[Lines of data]
..........

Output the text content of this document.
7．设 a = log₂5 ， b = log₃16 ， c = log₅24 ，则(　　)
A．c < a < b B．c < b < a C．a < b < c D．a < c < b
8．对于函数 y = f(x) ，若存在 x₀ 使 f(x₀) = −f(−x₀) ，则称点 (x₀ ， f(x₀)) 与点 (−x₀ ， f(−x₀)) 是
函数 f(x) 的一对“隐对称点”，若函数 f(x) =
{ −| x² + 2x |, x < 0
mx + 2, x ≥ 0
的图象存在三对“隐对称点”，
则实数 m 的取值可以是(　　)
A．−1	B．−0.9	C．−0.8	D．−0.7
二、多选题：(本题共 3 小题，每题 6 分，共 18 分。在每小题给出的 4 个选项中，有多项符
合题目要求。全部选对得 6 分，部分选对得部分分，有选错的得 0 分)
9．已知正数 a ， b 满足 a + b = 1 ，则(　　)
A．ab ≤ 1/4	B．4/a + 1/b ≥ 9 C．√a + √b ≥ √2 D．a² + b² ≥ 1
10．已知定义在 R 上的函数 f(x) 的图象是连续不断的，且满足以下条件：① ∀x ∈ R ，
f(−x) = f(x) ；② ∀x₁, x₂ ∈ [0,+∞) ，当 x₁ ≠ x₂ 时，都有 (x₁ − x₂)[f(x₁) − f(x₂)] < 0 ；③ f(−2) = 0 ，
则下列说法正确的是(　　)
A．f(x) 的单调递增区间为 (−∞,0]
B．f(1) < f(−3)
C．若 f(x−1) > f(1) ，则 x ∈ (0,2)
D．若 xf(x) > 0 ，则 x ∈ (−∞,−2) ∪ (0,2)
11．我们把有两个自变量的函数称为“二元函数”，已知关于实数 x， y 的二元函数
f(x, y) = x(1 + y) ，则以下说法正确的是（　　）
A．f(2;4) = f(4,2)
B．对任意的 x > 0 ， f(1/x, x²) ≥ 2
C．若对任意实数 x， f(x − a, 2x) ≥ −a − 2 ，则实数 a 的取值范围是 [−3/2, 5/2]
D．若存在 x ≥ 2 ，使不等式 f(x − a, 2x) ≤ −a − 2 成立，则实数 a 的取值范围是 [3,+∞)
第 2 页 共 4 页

..........

== What you have to do ==
Transcribe every entry verbatim.

== Full response ==
Output the text content of this document.
7．设 a = log₂5 ， b = log₃16 ， c = log₅24 ，则(　　)
A．c < a < b B．c < b < a C．a < b < c D．a < c < b
8．对于函数 y = f(x) ，若存在 x₀ 使 f(x₀) = −f(−x₀) ，则称点 (x₀ ， f(x₀)) 与点 (−x₀ ， f(−x₀)) 是
函数 f(x) 的一对“隐对称点”，若函数 f(x) =
{ −| x² + 2x |, x < 0
mx + 2, x ≥ 0
的图象存在三对“隐对称点”，
则实数 m 的取值可以是(　　)
A．−1	B．−0.9	C．−0.8	D．−0.7
二、多选题：(本题共 3 小题，每题 6 分，共 18 分。在每小题给出的 4 个选项中，有多项符
合题目要求。全部选对得 6 分，部分选对得部分分，有选错的得 0 分)
9．已知正数 a ， b 满足 a + b = 1 ，则(　　)
A．ab ≤ 1/4	B．4/a + 1/b ≥ 9 C．√a + √b ≥ √2 D．a² + b² ≥ 1
10．已知定义在 R 上的函数 f(x) 的图象是连续不断的，且满足以下条件：① ∀x ∈ R ，
f(−x) = f(x) ；② ∀x₁, x₂ ∈ [0,+∞) ，当 x₁ ≠ x₂ 时，都有 (x₁ − x₂)[f(x₁) − f(x₂)] < 0 ；③ f(−2) = 0 ，
则下列说法正确的是(　　)
A．f(x) 的单调递增区间为 (−∞,0]
B．f(1) < f(−3)
C．若 f(x−1) > f(1) ，则 x ∈ (0,2)
D．若 xf(x) > 0 ，则 x ∈ (−∞,−2) ∪ (0,2)
11．我们把有两个自变量的函数称为“二元函数”，已知关于实数 x， y 的二元函数
f(x, y) = x(1 + y) ，则以下说法正确的是（　　）
A．f(2;4) = f(4,2)
B．对任意的 x > 0 ， f(1/x, x²) ≥ 2
C．若对任意实数 x， f(x − a, 2x) ≥ −a − 2 ，则实数 a 的取值范围是 [−3/2, 5/2]
D．若存在 x ≥ 2 ，使不等式 f(x − a, 2x) ≤ −a − 2 成立，则实数 a 的取值范围是 [3,+∞)
第 2 页 共 4 页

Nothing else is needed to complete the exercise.